◆ **Stored data entries**
--- begin ---

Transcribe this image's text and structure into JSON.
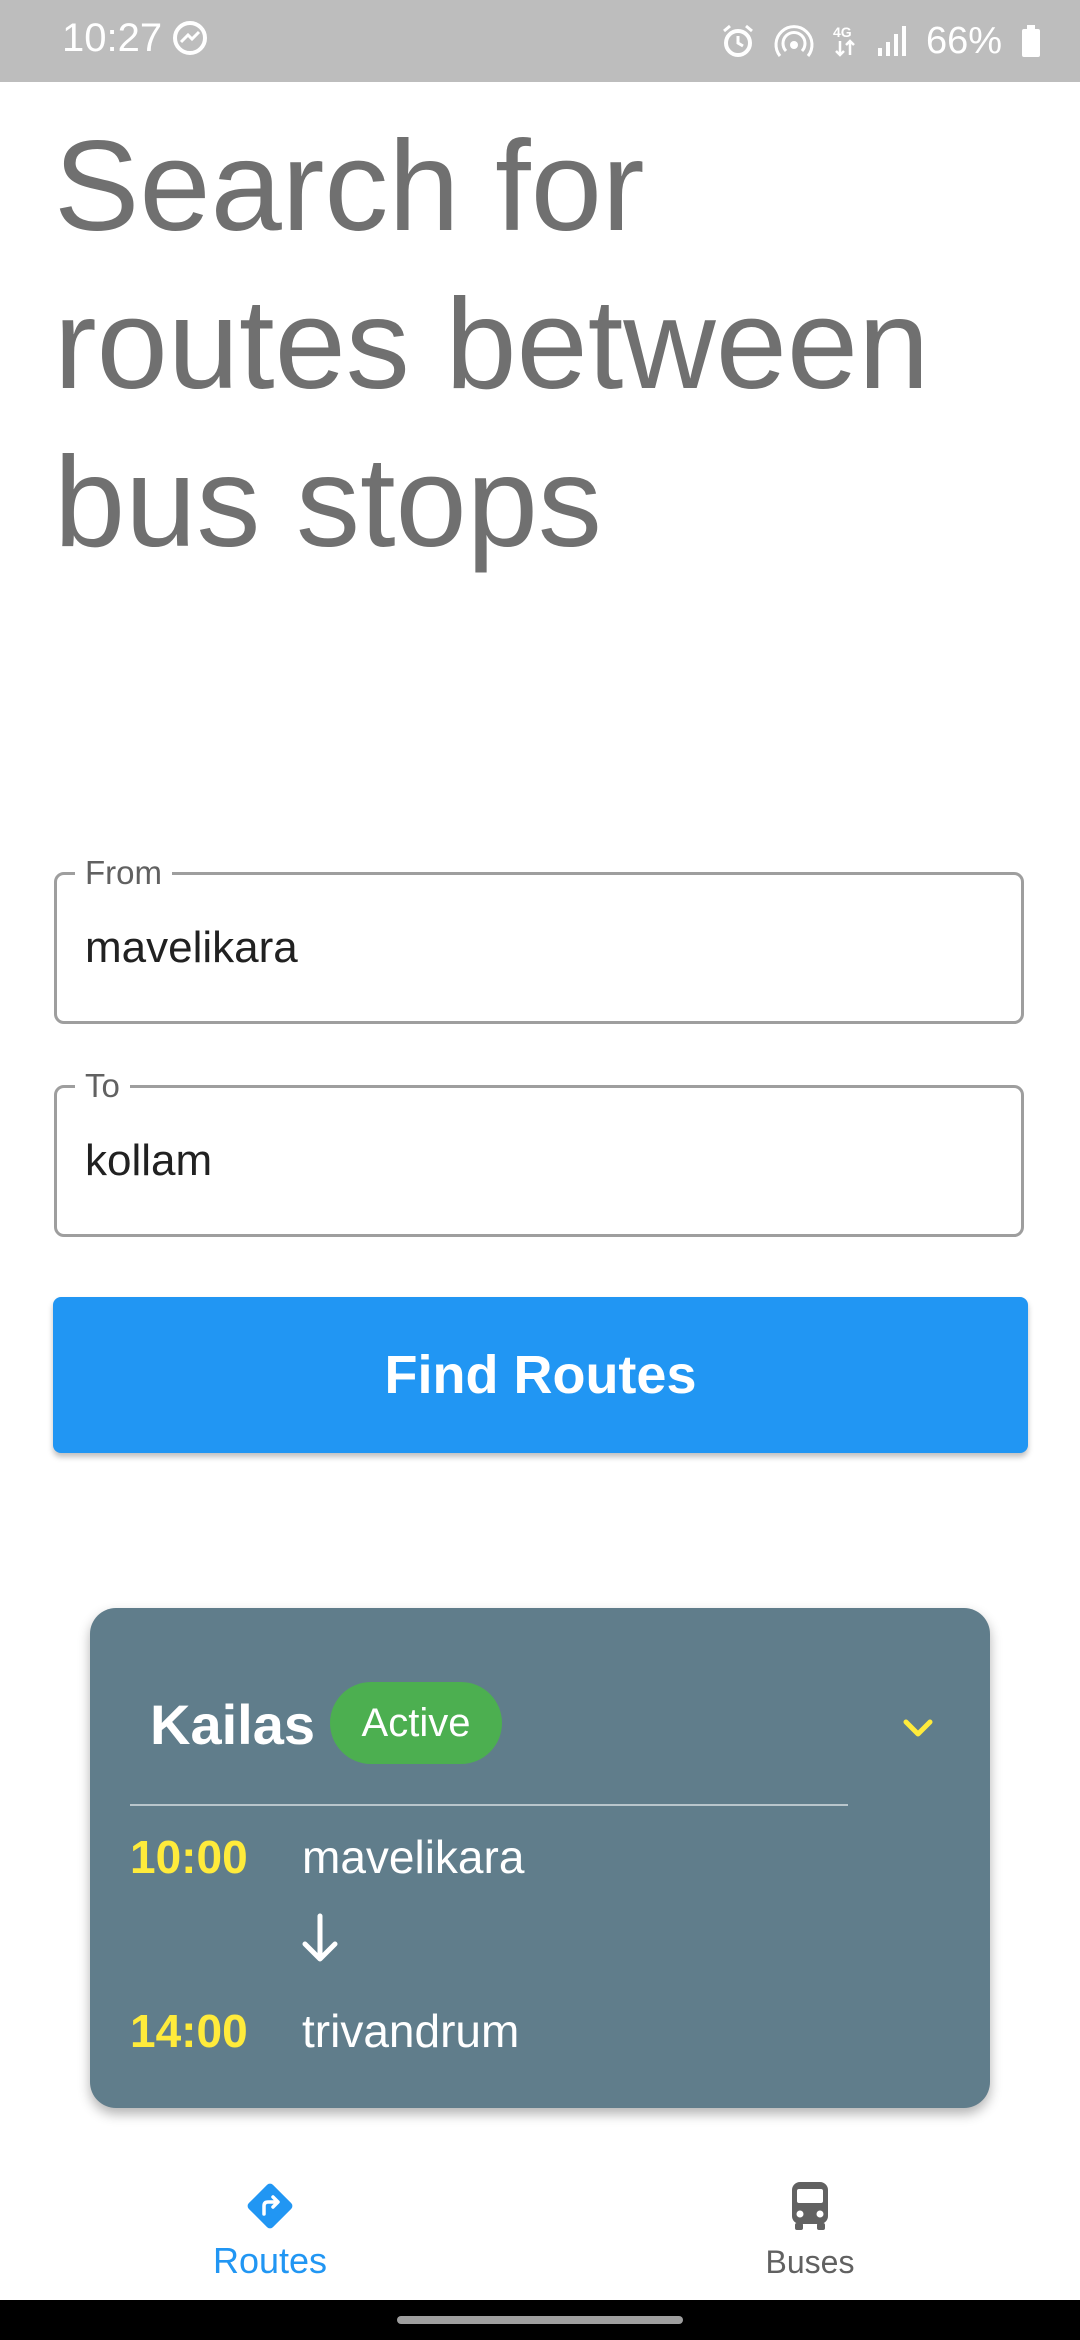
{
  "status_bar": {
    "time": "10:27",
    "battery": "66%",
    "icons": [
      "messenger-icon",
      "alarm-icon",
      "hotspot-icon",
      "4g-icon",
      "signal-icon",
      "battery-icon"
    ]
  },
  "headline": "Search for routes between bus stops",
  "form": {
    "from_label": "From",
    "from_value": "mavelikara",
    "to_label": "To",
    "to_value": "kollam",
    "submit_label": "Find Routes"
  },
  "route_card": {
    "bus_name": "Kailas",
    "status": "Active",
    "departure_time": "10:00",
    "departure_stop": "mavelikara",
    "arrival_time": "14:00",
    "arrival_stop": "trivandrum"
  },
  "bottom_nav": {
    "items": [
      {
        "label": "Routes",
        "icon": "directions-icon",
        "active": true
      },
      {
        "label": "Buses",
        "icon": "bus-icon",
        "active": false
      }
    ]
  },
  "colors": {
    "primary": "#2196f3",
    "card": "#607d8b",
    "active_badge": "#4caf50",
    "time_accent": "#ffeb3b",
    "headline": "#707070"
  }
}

--- end ---

◆ **Goal**
Copy out every line of the data that includes "mavelikara".

◆ **Expected answer**
    "from_value": "mavelikara",
    "departure_stop": "mavelikara",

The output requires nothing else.